| Task to complete |
Identify each line below containing the string "JSON" and copy it.

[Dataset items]
------------------------------

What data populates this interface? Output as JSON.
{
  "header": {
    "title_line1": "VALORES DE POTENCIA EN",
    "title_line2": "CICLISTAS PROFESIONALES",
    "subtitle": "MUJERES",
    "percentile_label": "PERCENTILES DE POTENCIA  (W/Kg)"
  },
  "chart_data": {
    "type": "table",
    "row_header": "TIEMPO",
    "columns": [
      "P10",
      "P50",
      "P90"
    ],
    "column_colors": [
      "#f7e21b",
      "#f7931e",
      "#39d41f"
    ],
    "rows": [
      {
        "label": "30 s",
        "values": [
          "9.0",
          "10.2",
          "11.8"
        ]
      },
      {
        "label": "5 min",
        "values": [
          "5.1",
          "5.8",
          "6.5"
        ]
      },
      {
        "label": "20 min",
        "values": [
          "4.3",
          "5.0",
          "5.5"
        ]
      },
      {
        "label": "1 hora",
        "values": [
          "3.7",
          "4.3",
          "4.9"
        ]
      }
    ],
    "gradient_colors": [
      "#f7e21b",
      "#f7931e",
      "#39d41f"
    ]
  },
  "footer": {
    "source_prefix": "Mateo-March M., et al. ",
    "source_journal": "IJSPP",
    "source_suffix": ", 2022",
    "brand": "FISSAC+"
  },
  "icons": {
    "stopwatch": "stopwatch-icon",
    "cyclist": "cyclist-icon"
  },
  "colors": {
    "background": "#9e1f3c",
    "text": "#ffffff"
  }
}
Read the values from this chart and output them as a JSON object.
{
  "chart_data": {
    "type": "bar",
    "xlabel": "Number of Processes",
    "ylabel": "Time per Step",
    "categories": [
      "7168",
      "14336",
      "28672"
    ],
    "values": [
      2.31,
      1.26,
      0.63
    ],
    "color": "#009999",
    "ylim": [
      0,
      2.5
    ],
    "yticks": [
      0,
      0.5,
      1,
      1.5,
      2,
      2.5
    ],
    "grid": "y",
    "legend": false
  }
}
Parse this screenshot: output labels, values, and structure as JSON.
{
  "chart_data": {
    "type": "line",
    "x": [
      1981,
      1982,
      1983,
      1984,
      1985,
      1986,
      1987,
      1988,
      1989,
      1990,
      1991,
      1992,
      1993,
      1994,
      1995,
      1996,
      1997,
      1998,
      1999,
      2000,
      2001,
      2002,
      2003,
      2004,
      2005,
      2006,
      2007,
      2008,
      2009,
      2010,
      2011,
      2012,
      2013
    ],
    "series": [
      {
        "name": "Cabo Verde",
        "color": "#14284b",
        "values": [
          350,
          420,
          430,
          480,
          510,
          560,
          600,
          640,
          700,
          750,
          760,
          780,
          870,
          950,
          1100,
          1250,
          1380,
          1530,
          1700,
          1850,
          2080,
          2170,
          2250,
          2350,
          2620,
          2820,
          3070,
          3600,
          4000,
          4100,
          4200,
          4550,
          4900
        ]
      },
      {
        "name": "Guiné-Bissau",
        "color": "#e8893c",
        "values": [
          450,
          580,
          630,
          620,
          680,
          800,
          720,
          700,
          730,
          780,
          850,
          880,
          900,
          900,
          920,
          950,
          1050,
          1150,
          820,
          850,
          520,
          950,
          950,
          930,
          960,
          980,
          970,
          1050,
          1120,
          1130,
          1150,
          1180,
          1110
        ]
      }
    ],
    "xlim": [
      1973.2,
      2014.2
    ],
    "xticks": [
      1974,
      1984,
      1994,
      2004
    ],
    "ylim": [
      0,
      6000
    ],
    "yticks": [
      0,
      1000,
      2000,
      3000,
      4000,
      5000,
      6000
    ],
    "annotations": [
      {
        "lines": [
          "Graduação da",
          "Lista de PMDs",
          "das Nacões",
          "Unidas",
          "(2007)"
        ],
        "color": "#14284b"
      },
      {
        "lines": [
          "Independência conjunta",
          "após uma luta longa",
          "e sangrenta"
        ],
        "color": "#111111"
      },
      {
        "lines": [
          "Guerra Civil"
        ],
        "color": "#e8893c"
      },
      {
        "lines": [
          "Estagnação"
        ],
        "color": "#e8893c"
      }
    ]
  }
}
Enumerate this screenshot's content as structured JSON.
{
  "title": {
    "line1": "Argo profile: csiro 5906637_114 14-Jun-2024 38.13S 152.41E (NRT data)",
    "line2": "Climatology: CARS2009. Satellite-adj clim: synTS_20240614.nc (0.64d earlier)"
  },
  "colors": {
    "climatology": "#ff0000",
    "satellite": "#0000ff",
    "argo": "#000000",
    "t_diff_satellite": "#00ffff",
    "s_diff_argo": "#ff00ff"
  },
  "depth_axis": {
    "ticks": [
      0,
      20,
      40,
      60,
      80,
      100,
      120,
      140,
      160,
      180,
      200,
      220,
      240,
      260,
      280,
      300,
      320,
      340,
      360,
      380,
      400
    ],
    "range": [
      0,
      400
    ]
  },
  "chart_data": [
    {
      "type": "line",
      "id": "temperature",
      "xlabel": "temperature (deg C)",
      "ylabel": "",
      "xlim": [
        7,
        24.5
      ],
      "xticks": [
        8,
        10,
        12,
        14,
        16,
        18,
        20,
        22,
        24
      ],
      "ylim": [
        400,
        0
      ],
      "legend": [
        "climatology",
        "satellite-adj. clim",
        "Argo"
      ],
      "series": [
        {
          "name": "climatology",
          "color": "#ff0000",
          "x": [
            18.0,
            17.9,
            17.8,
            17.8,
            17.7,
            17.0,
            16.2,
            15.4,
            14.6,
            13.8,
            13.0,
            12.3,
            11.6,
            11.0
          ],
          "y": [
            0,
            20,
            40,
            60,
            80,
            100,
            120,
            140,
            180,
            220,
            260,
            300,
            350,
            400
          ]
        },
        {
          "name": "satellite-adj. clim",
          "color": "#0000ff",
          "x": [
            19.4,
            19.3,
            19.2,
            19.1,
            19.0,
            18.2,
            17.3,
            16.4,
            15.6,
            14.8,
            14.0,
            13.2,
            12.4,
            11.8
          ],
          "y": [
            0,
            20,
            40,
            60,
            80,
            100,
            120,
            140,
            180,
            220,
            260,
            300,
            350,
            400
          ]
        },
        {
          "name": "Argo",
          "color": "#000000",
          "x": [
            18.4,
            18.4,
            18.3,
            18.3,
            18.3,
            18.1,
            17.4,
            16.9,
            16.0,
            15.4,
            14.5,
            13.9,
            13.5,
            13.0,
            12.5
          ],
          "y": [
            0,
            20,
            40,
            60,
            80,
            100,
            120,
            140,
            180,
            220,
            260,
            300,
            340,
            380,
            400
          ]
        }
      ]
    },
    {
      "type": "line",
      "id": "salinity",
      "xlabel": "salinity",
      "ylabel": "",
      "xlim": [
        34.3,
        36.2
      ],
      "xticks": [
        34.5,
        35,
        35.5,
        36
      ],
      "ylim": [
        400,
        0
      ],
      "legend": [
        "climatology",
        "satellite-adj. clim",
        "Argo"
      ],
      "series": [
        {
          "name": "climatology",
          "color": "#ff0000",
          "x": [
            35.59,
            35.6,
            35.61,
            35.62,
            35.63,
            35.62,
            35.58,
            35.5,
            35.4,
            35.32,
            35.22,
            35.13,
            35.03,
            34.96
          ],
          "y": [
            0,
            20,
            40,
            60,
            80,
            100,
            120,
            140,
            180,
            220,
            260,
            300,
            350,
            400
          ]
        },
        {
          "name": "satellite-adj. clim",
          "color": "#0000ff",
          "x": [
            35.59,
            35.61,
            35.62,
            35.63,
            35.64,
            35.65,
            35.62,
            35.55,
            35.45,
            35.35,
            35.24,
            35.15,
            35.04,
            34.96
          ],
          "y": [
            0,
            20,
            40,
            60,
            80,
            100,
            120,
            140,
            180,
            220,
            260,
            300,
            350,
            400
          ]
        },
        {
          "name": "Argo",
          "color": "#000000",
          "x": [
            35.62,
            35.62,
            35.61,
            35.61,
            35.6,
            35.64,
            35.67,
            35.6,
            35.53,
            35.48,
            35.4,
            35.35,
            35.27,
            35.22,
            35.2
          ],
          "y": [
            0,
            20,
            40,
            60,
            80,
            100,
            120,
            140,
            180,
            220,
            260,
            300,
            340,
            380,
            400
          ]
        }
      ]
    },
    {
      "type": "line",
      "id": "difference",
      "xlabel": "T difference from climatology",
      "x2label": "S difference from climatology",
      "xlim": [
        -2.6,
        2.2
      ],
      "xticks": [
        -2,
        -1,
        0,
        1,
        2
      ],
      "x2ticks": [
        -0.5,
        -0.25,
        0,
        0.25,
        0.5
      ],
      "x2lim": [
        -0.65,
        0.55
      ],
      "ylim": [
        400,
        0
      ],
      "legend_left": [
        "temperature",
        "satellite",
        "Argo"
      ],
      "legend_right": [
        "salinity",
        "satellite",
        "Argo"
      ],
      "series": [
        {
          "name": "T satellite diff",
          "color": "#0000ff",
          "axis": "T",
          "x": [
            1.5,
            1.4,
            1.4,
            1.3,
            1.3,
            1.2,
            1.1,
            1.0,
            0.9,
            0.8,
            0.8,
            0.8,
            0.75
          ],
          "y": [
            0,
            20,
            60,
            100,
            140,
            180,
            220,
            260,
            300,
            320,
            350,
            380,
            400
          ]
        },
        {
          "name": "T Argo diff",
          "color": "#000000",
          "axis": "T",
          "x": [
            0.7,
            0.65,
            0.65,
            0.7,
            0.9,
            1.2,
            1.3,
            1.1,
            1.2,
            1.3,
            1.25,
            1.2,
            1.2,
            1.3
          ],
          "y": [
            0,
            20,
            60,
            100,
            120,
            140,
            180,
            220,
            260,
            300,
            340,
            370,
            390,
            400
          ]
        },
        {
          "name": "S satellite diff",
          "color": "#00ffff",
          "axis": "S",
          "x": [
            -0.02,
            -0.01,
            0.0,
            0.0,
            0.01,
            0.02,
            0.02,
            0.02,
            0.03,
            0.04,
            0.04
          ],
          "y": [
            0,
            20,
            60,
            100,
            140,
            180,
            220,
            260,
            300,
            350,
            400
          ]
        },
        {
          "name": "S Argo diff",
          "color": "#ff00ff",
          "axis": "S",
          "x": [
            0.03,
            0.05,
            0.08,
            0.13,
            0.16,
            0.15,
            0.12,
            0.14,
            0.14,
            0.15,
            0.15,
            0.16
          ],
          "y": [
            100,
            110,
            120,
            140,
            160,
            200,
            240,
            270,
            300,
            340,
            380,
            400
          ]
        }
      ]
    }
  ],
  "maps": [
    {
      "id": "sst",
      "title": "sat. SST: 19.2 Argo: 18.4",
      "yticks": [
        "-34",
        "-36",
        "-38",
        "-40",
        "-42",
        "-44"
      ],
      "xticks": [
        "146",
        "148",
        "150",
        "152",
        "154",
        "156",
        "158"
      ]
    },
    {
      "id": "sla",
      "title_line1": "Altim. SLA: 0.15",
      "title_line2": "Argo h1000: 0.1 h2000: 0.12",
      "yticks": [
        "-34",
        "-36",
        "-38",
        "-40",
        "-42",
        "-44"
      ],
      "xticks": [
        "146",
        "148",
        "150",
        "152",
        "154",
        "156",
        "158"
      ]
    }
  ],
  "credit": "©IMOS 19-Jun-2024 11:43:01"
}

------------------------------

| Result for this exercise |
What data populates this interface? Output as JSON.
Read the values from this chart and output them as a JSON object.
Parse this screenshot: output labels, values, and structure as JSON.
Enumerate this screenshot's content as structured JSON.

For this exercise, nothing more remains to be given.